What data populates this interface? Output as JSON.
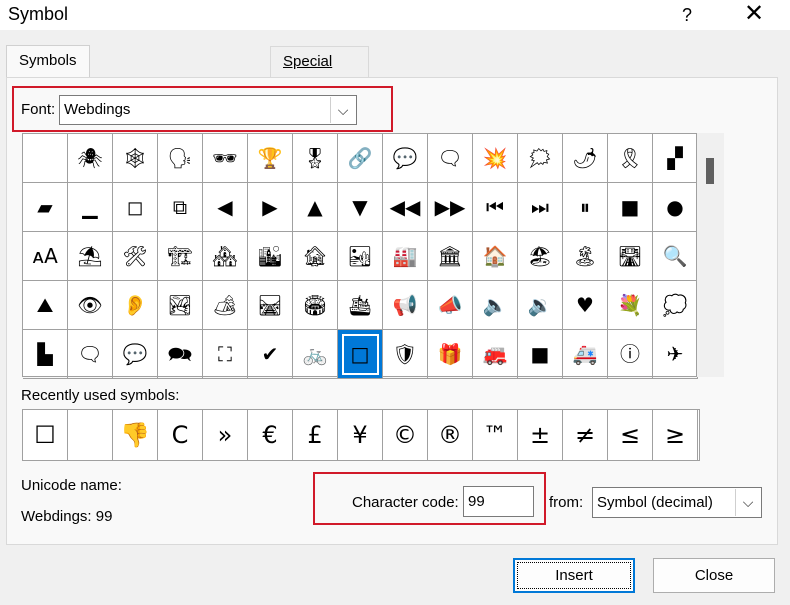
{
  "window": {
    "title": "Symbol",
    "help": "?",
    "close": "✕"
  },
  "tabs": [
    {
      "label": "Symbols",
      "selected": true
    },
    {
      "label": "Special Characters",
      "selected": false
    }
  ],
  "font": {
    "label": "Font:",
    "value": "Webdings"
  },
  "symbol_grid": {
    "rows": [
      [
        " ",
        "🕷",
        "🕸",
        "🗣",
        "🕶",
        "🏆",
        "🎖",
        "🔗",
        "💬",
        "🗨",
        "💥",
        "🗯",
        "🌶",
        "🎗",
        "▞"
      ],
      [
        "▰",
        "▁",
        "◻",
        "⧉",
        "◀",
        "▶",
        "▲",
        "▼",
        "◀◀",
        "▶▶",
        "⏮",
        "⏭",
        "⏸",
        "■",
        "●"
      ],
      [
        "ᴀA",
        "⛱",
        "🛠",
        "🏗",
        "🏘",
        "🏙",
        "🏚",
        "🏜",
        "🏭",
        "🏛",
        "🏠",
        "🏖",
        "🏝",
        "🛣",
        "🔍"
      ],
      [
        "⛰",
        "👁",
        "👂",
        "🏞",
        "🏕",
        "🛤",
        "🏟",
        "🛳",
        "📢",
        "📣",
        "🔈",
        "🔉",
        "♥",
        "💐",
        "💭"
      ],
      [
        "▙",
        "🗨",
        "💬",
        "🗪",
        "⛶",
        "✔",
        "🚲",
        "□",
        "🛡",
        "🎁",
        "🚒",
        "■",
        "🚑",
        "ⓘ",
        "✈"
      ]
    ],
    "selected": {
      "row": 4,
      "col": 7
    }
  },
  "recent": {
    "label": "Recently used symbols:",
    "items": [
      "☐",
      " ",
      "👎",
      "C",
      "»",
      "€",
      "£",
      "¥",
      "©",
      "®",
      "™",
      "±",
      "≠",
      "≤",
      "≥"
    ]
  },
  "unicode": {
    "label": "Unicode name:",
    "value": "Webdings: 99"
  },
  "character_code": {
    "label": "Character code:",
    "value": "99"
  },
  "from": {
    "label": "from:",
    "value": "Symbol (decimal)"
  },
  "buttons": {
    "insert": "Insert",
    "close": "Close"
  },
  "colors": {
    "accent": "#0078d7",
    "highlight": "#d11a2a"
  }
}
▬▬▬▬▬▬
-- INSTRUCTION --
Your task is to list each line of the records with the word "label".

-- ANSWER IN FULL --
      "label": "Symbols",
      "label": "Special Characters",
    "label": "Font:",
    "label": "Recently used symbols:",
    "label": "Unicode name:",
    "label": "Character code:",
    "label": "from:",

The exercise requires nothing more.